## Supplied records

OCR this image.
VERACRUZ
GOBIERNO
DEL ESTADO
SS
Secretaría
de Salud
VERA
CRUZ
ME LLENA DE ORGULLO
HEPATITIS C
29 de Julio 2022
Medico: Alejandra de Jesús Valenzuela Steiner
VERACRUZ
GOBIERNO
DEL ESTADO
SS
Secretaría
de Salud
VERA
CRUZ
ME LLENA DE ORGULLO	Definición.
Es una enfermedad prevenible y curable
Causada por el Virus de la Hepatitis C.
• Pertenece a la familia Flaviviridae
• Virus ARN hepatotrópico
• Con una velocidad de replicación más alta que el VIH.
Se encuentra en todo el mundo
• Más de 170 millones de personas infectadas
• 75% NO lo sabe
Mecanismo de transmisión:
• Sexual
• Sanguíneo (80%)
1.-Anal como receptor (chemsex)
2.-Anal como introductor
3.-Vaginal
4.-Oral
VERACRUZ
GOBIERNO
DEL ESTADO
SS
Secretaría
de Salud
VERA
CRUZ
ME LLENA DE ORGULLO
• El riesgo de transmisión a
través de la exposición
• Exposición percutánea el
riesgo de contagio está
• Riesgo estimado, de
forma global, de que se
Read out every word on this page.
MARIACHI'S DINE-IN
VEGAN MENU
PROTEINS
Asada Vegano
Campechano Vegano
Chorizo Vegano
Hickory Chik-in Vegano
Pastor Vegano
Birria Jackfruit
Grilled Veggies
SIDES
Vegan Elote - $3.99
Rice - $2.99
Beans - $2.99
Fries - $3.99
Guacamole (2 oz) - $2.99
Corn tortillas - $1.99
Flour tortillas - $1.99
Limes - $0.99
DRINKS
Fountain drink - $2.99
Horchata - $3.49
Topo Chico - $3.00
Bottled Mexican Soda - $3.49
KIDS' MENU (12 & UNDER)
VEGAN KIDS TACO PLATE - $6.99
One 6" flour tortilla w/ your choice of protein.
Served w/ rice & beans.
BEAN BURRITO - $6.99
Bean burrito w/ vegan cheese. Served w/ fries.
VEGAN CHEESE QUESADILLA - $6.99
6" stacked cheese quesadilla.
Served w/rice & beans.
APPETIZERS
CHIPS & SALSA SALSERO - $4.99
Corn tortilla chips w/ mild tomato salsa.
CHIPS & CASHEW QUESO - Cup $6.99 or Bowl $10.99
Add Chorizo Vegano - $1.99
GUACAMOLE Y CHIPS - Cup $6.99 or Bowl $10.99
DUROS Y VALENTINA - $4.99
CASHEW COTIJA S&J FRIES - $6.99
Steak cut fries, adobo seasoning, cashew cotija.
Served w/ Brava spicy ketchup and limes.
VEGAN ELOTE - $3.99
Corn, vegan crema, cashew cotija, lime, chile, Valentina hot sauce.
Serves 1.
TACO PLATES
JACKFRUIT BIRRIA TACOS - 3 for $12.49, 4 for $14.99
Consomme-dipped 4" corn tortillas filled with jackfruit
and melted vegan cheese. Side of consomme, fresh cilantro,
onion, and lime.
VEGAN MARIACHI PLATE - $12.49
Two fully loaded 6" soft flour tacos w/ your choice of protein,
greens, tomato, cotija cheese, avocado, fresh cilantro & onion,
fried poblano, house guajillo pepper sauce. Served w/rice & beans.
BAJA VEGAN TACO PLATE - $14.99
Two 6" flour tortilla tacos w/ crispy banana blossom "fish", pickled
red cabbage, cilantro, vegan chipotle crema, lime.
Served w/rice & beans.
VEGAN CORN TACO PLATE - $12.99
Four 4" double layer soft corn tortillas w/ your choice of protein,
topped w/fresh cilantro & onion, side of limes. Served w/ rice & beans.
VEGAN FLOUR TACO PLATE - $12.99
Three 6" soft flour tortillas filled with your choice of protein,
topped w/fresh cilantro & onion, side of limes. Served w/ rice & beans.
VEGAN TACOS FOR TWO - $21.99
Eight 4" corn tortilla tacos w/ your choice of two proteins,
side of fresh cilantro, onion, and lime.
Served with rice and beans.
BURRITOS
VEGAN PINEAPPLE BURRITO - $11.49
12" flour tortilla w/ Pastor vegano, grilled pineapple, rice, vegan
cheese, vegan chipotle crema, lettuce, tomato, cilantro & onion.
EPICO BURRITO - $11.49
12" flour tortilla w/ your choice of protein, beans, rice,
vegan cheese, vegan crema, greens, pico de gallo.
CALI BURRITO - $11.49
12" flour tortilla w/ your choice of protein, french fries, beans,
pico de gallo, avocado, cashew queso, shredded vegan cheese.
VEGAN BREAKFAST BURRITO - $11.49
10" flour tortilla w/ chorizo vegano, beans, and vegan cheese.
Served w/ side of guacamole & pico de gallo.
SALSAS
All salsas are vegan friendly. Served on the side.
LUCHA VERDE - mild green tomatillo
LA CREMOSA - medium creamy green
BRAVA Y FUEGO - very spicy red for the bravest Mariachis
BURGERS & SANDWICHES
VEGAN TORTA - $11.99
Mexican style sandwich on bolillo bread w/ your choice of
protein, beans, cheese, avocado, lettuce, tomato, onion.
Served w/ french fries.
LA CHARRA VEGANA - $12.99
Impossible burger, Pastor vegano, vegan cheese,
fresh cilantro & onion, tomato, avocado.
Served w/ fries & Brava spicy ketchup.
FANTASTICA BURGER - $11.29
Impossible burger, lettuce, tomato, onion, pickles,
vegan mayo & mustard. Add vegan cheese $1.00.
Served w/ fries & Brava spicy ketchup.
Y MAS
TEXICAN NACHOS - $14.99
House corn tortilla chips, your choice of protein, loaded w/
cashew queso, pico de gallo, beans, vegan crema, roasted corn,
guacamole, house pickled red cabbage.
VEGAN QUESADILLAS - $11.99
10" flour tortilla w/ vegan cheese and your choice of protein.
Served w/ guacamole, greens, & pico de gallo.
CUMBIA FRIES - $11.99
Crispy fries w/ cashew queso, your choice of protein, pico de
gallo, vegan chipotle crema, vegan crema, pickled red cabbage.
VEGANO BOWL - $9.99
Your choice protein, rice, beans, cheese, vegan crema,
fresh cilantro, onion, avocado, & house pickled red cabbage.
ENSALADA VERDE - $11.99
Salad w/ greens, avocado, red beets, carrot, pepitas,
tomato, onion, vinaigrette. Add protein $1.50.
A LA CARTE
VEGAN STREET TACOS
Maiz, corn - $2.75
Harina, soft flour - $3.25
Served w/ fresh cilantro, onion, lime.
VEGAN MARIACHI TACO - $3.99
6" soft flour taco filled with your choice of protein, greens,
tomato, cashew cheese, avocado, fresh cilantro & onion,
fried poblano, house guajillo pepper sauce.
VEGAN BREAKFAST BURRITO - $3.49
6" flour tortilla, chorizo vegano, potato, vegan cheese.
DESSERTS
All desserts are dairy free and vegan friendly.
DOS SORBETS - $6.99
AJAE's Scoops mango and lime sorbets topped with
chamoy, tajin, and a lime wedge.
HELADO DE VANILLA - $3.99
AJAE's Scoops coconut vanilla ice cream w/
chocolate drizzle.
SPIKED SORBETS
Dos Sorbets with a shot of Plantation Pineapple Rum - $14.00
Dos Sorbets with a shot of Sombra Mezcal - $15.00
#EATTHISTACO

## What to do
An exact copy of the data, with every line intact, is the required answer.

## Answer to this exercise
OCR this image.
VERACRUZ
GOBIERNO
DEL ESTADO
SS
Secretaría
de Salud
VERA
CRUZ
ME LLENA DE ORGULLO
HEPATITIS C
29 de Julio 2022
Medico: Alejandra de Jesús Valenzuela Steiner
VERACRUZ
GOBIERNO
DEL ESTADO
SS
Secretaría
de Salud
VERA
CRUZ
ME LLENA DE ORGULLO	Definición.
Es una enfermedad prevenible y curable
Causada por el Virus de la Hepatitis C.
• Pertenece a la familia Flaviviridae
• Virus ARN hepatotrópico
• Con una velocidad de replicación más alta que el VIH.
Se encuentra en todo el mundo
• Más de 170 millones de personas infectadas
• 75% NO lo sabe
Mecanismo de transmisión:
• Sexual
• Sanguíneo (80%)
1.-Anal como receptor (chemsex)
2.-Anal como introductor
3.-Vaginal
4.-Oral
VERACRUZ
GOBIERNO
DEL ESTADO
SS
Secretaría
de Salud
VERA
CRUZ
ME LLENA DE ORGULLO
• El riesgo de transmisión a
través de la exposición
• Exposición percutánea el
riesgo de contagio está
• Riesgo estimado, de
forma global, de que se
Read out every word on this page.
MARIACHI'S DINE-IN
VEGAN MENU
PROTEINS
Asada Vegano
Campechano Vegano
Chorizo Vegano
Hickory Chik-in Vegano
Pastor Vegano
Birria Jackfruit
Grilled Veggies
SIDES
Vegan Elote - $3.99
Rice - $2.99
Beans - $2.99
Fries - $3.99
Guacamole (2 oz) - $2.99
Corn tortillas - $1.99
Flour tortillas - $1.99
Limes - $0.99
DRINKS
Fountain drink - $2.99
Horchata - $3.49
Topo Chico - $3.00
Bottled Mexican Soda - $3.49
KIDS' MENU (12 & UNDER)
VEGAN KIDS TACO PLATE - $6.99
One 6" flour tortilla w/ your choice of protein.
Served w/ rice & beans.
BEAN BURRITO - $6.99
Bean burrito w/ vegan cheese. Served w/ fries.
VEGAN CHEESE QUESADILLA - $6.99
6" stacked cheese quesadilla.
Served w/rice & beans.
APPETIZERS
CHIPS & SALSA SALSERO - $4.99
Corn tortilla chips w/ mild tomato salsa.
CHIPS & CASHEW QUESO - Cup $6.99 or Bowl $10.99
Add Chorizo Vegano - $1.99
GUACAMOLE Y CHIPS - Cup $6.99 or Bowl $10.99
DUROS Y VALENTINA - $4.99
CASHEW COTIJA S&J FRIES - $6.99
Steak cut fries, adobo seasoning, cashew cotija.
Served w/ Brava spicy ketchup and limes.
VEGAN ELOTE - $3.99
Corn, vegan crema, cashew cotija, lime, chile, Valentina hot sauce.
Serves 1.
TACO PLATES
JACKFRUIT BIRRIA TACOS - 3 for $12.49, 4 for $14.99
Consomme-dipped 4" corn tortillas filled with jackfruit
and melted vegan cheese. Side of consomme, fresh cilantro,
onion, and lime.
VEGAN MARIACHI PLATE - $12.49
Two fully loaded 6" soft flour tacos w/ your choice of protein,
greens, tomato, cotija cheese, avocado, fresh cilantro & onion,
fried poblano, house guajillo pepper sauce. Served w/rice & beans.
BAJA VEGAN TACO PLATE - $14.99
Two 6" flour tortilla tacos w/ crispy banana blossom "fish", pickled
red cabbage, cilantro, vegan chipotle crema, lime.
Served w/rice & beans.
VEGAN CORN TACO PLATE - $12.99
Four 4" double layer soft corn tortillas w/ your choice of protein,
topped w/fresh cilantro & onion, side of limes. Served w/ rice & beans.
VEGAN FLOUR TACO PLATE - $12.99
Three 6" soft flour tortillas filled with your choice of protein,
topped w/fresh cilantro & onion, side of limes. Served w/ rice & beans.
VEGAN TACOS FOR TWO - $21.99
Eight 4" corn tortilla tacos w/ your choice of two proteins,
side of fresh cilantro, onion, and lime.
Served with rice and beans.
BURRITOS
VEGAN PINEAPPLE BURRITO - $11.49
12" flour tortilla w/ Pastor vegano, grilled pineapple, rice, vegan
cheese, vegan chipotle crema, lettuce, tomato, cilantro & onion.
EPICO BURRITO - $11.49
12" flour tortilla w/ your choice of protein, beans, rice,
vegan cheese, vegan crema, greens, pico de gallo.
CALI BURRITO - $11.49
12" flour tortilla w/ your choice of protein, french fries, beans,
pico de gallo, avocado, cashew queso, shredded vegan cheese.
VEGAN BREAKFAST BURRITO - $11.49
10" flour tortilla w/ chorizo vegano, beans, and vegan cheese.
Served w/ side of guacamole & pico de gallo.
SALSAS
All salsas are vegan friendly. Served on the side.
LUCHA VERDE - mild green tomatillo
LA CREMOSA - medium creamy green
BRAVA Y FUEGO - very spicy red for the bravest Mariachis
BURGERS & SANDWICHES
VEGAN TORTA - $11.99
Mexican style sandwich on bolillo bread w/ your choice of
protein, beans, cheese, avocado, lettuce, tomato, onion.
Served w/ french fries.
LA CHARRA VEGANA - $12.99
Impossible burger, Pastor vegano, vegan cheese,
fresh cilantro & onion, tomato, avocado.
Served w/ fries & Brava spicy ketchup.
FANTASTICA BURGER - $11.29
Impossible burger, lettuce, tomato, onion, pickles,
vegan mayo & mustard. Add vegan cheese $1.00.
Served w/ fries & Brava spicy ketchup.
Y MAS
TEXICAN NACHOS - $14.99
House corn tortilla chips, your choice of protein, loaded w/
cashew queso, pico de gallo, beans, vegan crema, roasted corn,
guacamole, house pickled red cabbage.
VEGAN QUESADILLAS - $11.99
10" flour tortilla w/ vegan cheese and your choice of protein.
Served w/ guacamole, greens, & pico de gallo.
CUMBIA FRIES - $11.99
Crispy fries w/ cashew queso, your choice of protein, pico de
gallo, vegan chipotle crema, vegan crema, pickled red cabbage.
VEGANO BOWL - $9.99
Your choice protein, rice, beans, cheese, vegan crema,
fresh cilantro, onion, avocado, & house pickled red cabbage.
ENSALADA VERDE - $11.99
Salad w/ greens, avocado, red beets, carrot, pepitas,
tomato, onion, vinaigrette. Add protein $1.50.
A LA CARTE
VEGAN STREET TACOS
Maiz, corn - $2.75
Harina, soft flour - $3.25
Served w/ fresh cilantro, onion, lime.
VEGAN MARIACHI TACO - $3.99
6" soft flour taco filled with your choice of protein, greens,
tomato, cashew cheese, avocado, fresh cilantro & onion,
fried poblano, house guajillo pepper sauce.
VEGAN BREAKFAST BURRITO - $3.49
6" flour tortilla, chorizo vegano, potato, vegan cheese.
DESSERTS
All desserts are dairy free and vegan friendly.
DOS SORBETS - $6.99
AJAE's Scoops mango and lime sorbets topped with
chamoy, tajin, and a lime wedge.
HELADO DE VANILLA - $3.99
AJAE's Scoops coconut vanilla ice cream w/
chocolate drizzle.
SPIKED SORBETS
Dos Sorbets with a shot of Plantation Pineapple Rum - $14.00
Dos Sorbets with a shot of Sombra Mezcal - $15.00
#EATTHISTACO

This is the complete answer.